(Data extracted from a collection)
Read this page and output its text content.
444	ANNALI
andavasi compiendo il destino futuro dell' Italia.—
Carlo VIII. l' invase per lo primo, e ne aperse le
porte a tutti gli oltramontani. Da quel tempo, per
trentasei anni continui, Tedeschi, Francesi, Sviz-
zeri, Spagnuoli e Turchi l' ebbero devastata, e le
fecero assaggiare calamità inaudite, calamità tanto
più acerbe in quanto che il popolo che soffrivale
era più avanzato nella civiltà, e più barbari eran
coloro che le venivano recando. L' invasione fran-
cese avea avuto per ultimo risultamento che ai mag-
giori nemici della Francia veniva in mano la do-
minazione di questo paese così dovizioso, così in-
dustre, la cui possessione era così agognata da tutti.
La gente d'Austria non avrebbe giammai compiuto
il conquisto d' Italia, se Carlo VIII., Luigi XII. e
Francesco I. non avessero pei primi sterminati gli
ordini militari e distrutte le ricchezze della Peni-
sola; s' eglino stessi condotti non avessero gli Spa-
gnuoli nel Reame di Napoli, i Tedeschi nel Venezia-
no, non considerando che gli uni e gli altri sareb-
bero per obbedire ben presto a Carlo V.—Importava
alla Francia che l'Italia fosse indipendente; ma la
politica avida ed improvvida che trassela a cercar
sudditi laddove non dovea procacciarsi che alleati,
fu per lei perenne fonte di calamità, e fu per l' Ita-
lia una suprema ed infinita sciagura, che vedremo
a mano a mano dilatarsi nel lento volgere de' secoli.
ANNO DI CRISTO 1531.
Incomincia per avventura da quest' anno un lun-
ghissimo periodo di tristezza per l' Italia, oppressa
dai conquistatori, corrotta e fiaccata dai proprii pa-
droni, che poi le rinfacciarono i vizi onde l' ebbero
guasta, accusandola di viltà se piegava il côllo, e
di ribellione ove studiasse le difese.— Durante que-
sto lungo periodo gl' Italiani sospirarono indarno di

JOB. Where a line of the data holds "così", show that line.

FINAL RESULT.
minazione di questo paese così dovizioso, così in-
dustre, la cui possessione era così agognata da tutti.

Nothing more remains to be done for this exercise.